• YOUR TASK
Search the material below for the word "magnitude". Copy every line that has it.

========================================================================

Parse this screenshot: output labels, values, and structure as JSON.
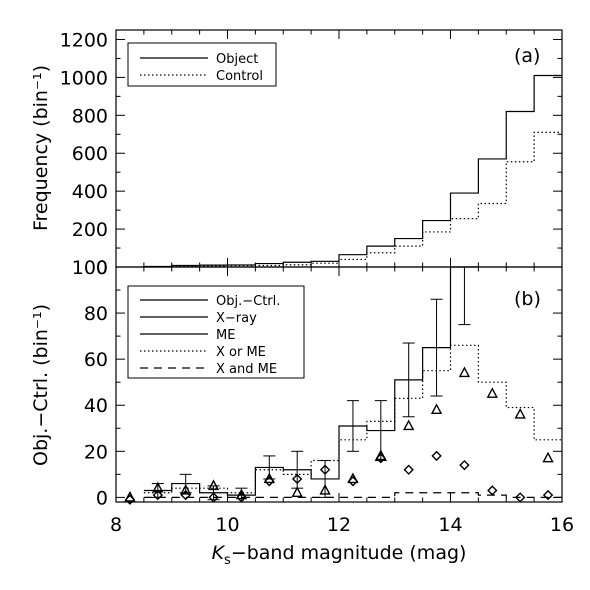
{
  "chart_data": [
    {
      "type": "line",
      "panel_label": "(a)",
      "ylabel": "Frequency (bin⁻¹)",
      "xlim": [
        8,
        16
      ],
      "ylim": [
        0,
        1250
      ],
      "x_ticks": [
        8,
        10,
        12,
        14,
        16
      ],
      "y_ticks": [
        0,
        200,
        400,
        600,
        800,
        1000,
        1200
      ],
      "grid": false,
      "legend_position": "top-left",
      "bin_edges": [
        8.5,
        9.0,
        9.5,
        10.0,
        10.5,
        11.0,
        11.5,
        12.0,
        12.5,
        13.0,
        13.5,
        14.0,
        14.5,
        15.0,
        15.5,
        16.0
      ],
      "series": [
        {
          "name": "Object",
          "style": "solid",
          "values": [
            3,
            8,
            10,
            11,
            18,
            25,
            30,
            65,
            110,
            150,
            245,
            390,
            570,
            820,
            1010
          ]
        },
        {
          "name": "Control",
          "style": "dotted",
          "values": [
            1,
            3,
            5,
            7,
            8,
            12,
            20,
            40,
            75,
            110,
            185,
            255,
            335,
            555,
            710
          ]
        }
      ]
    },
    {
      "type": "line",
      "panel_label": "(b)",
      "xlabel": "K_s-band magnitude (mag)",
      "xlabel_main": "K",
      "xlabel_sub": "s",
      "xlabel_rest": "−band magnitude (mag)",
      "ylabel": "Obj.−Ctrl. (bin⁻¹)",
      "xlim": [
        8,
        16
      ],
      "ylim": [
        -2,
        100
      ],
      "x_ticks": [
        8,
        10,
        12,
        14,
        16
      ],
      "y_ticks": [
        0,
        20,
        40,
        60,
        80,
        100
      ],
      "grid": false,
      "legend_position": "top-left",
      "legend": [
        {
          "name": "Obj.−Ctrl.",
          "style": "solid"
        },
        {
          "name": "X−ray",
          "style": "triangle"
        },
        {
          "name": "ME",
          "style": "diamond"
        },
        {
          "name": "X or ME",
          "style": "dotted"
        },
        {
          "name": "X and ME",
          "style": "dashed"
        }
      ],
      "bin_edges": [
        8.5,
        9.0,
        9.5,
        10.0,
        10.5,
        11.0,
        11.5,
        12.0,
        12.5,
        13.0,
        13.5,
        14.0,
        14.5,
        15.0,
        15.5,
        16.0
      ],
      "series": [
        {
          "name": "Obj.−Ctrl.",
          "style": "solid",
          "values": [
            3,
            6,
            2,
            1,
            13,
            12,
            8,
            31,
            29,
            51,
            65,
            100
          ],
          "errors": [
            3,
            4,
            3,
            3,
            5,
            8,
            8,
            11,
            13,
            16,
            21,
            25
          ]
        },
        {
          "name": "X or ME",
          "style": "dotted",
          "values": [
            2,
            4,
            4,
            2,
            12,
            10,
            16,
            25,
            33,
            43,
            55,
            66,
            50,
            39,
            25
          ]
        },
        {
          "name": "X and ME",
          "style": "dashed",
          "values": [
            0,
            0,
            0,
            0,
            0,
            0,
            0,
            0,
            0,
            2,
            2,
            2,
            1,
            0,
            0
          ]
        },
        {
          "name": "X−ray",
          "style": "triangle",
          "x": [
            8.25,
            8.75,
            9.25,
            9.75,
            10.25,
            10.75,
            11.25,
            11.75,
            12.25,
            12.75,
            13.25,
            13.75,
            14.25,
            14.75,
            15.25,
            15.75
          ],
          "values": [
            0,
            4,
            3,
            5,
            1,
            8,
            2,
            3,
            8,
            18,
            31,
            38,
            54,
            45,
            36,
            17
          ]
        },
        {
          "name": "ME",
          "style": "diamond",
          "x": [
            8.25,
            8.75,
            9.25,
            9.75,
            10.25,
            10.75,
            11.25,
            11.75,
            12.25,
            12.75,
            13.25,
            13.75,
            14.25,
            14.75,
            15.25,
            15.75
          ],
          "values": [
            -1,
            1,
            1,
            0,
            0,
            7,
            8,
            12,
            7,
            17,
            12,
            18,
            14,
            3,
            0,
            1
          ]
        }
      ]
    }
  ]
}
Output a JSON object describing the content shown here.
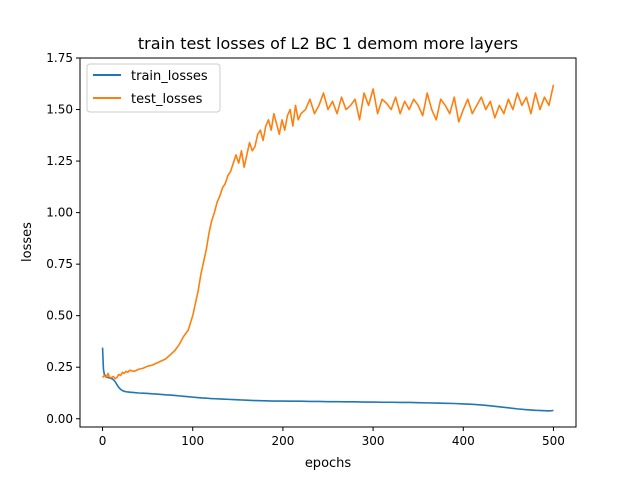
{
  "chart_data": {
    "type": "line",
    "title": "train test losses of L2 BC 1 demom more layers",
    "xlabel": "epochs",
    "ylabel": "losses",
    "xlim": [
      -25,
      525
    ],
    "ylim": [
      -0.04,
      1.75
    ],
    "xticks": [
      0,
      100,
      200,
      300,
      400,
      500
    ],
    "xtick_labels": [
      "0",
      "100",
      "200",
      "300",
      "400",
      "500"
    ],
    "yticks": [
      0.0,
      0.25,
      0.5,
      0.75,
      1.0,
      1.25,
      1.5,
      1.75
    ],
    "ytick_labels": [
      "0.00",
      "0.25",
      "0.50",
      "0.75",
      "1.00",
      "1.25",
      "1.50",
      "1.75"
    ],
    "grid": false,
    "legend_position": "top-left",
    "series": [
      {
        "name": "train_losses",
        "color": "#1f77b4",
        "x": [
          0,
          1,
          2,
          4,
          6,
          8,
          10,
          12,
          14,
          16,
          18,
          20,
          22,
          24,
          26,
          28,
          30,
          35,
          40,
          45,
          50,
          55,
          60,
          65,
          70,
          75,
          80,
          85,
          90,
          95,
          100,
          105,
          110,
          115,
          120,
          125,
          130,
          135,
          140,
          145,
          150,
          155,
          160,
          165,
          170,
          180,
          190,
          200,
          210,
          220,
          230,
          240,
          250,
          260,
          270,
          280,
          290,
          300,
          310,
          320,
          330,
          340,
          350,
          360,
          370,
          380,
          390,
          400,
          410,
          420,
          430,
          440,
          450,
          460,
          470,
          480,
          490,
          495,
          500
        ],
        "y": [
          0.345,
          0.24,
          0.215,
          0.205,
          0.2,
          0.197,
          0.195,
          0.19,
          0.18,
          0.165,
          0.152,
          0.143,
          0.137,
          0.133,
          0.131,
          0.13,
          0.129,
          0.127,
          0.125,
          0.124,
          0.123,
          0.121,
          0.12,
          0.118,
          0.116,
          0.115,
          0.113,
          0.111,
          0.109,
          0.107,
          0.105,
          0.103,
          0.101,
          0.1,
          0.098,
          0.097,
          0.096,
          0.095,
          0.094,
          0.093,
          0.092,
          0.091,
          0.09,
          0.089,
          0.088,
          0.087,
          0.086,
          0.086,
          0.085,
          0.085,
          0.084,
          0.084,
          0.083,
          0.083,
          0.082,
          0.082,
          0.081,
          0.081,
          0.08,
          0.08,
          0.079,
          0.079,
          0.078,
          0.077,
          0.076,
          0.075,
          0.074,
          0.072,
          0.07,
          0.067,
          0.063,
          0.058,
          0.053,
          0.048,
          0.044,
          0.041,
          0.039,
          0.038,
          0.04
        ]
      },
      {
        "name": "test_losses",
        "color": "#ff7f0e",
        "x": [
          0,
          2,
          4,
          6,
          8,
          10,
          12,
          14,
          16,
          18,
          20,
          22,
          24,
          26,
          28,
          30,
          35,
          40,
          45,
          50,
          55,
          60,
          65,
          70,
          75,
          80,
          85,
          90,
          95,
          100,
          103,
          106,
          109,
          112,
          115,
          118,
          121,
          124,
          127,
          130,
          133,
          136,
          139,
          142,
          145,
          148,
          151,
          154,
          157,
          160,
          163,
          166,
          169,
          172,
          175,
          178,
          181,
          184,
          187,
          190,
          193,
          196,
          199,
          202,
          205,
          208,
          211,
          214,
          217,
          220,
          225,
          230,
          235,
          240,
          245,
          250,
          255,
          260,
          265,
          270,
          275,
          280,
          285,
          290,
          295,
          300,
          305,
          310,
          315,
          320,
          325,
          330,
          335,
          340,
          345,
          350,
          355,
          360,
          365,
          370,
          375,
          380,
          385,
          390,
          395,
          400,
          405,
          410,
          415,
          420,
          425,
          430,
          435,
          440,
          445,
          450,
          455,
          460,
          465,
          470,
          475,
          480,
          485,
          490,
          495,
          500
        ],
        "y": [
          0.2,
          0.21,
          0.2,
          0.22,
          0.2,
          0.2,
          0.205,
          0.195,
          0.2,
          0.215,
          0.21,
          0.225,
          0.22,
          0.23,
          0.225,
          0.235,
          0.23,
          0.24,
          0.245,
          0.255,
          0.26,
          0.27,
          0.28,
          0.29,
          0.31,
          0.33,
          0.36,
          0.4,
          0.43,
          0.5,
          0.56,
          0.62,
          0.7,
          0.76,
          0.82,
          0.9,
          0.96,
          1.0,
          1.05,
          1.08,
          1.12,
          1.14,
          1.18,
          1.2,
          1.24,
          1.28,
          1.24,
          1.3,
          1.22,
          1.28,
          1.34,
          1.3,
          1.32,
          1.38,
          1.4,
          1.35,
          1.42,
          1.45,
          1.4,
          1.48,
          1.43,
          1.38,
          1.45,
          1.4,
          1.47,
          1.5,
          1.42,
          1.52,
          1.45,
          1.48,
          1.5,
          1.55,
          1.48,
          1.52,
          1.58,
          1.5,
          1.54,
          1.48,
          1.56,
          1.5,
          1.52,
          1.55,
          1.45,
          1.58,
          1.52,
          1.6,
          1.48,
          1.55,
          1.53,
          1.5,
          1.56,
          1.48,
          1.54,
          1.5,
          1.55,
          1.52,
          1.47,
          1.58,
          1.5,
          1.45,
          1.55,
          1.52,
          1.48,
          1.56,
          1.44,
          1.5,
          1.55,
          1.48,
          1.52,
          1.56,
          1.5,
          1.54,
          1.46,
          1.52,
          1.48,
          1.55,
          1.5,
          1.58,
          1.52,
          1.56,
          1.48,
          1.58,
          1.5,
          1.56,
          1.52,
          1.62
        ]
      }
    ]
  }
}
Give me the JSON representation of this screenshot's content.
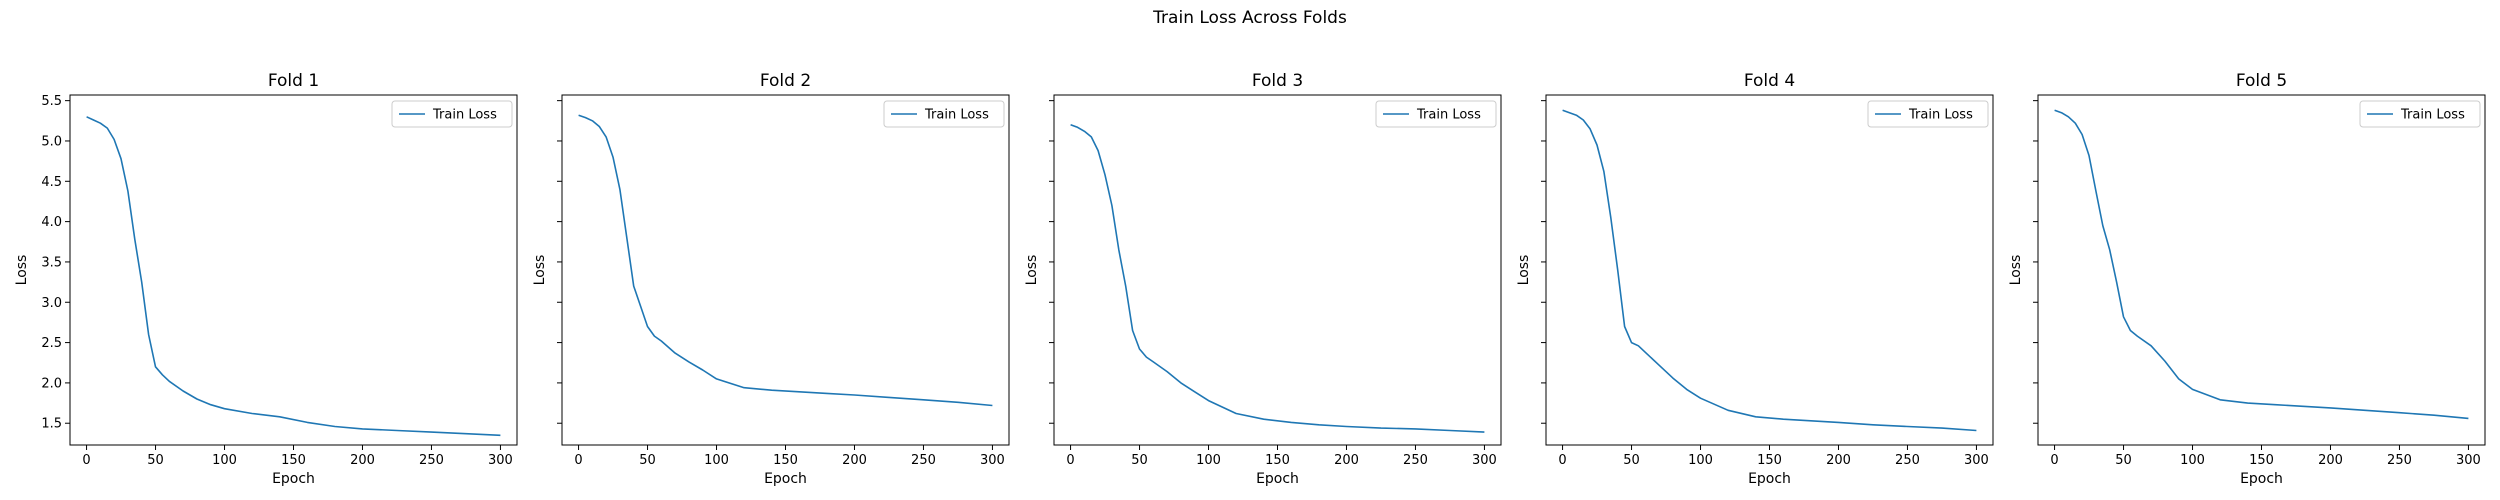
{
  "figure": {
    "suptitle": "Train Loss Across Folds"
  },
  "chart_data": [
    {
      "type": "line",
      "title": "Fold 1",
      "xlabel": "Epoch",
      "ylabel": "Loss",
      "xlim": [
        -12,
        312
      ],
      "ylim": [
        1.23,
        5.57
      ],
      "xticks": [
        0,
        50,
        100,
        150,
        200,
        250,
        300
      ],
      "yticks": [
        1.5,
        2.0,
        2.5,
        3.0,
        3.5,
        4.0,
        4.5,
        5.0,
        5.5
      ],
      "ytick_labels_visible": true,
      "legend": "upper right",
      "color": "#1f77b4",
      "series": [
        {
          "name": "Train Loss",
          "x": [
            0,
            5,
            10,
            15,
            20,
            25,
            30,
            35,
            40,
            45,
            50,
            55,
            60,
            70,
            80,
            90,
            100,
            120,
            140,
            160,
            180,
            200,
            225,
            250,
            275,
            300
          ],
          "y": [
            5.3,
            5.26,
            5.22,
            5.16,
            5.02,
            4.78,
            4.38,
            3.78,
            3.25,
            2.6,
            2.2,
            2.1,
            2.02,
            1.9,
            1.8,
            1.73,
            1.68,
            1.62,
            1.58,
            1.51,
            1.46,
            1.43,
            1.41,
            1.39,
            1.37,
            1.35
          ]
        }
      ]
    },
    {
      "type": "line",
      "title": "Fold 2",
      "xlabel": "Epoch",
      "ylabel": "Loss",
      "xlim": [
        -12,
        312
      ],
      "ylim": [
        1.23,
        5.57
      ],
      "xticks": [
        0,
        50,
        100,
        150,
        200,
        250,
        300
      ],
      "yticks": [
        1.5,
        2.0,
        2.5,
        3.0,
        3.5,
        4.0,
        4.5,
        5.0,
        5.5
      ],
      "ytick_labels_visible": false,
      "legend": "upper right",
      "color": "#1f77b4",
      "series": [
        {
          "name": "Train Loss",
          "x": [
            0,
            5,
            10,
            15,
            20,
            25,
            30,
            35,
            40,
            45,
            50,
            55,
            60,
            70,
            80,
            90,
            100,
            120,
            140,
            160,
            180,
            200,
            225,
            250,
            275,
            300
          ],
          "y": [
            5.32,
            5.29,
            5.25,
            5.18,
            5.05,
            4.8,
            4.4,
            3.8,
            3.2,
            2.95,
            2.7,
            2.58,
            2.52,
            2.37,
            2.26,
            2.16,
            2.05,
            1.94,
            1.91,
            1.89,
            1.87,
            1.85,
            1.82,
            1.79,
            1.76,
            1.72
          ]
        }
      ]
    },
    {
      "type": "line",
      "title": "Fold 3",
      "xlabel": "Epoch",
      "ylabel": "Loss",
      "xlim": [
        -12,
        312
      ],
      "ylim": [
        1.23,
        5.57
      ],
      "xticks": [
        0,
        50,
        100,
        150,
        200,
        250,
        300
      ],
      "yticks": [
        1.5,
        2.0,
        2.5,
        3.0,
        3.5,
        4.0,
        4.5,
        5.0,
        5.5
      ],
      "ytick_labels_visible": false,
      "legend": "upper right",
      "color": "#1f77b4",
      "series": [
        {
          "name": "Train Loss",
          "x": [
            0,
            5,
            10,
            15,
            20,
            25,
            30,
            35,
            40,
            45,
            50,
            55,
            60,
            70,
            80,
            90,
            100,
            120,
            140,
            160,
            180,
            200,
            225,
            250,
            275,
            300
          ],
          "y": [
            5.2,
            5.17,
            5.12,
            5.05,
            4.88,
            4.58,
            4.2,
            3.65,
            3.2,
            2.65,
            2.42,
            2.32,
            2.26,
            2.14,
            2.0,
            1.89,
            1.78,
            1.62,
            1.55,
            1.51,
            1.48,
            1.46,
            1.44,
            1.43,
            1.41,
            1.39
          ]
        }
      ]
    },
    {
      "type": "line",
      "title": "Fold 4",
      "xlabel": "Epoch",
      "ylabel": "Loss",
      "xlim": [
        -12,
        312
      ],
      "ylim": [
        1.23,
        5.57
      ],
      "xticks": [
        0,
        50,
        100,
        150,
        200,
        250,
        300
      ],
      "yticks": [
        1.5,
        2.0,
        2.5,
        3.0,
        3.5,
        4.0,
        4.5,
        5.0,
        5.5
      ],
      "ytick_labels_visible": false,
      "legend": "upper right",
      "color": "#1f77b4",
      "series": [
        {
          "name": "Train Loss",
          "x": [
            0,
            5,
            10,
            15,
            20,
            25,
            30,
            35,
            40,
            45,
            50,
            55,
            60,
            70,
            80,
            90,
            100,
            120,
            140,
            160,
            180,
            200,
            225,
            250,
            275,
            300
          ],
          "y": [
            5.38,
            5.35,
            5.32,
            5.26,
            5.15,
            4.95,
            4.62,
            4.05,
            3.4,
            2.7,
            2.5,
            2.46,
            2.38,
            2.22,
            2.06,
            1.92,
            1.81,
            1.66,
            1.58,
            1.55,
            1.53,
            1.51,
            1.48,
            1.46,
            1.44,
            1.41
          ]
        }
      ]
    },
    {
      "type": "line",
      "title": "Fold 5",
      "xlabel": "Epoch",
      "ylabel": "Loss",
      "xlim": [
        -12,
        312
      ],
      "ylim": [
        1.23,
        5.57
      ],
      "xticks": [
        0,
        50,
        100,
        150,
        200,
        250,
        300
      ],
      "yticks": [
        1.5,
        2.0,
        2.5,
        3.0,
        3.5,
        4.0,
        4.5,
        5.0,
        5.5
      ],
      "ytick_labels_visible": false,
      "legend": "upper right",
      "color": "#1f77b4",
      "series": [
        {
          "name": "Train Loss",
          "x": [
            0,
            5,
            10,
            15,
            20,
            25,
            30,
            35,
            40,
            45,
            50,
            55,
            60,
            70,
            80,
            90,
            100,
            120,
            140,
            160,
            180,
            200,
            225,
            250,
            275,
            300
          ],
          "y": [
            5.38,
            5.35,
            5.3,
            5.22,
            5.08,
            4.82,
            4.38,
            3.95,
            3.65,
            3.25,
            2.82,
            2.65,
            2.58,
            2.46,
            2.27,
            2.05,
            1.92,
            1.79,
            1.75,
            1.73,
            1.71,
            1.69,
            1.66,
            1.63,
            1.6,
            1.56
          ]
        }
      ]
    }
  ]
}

========================================================================

• CORRECT RESPONSE
      "xlabel": "K_s-band magnitude (mag)",
      "xlabel_rest": "−band magnitude (mag)",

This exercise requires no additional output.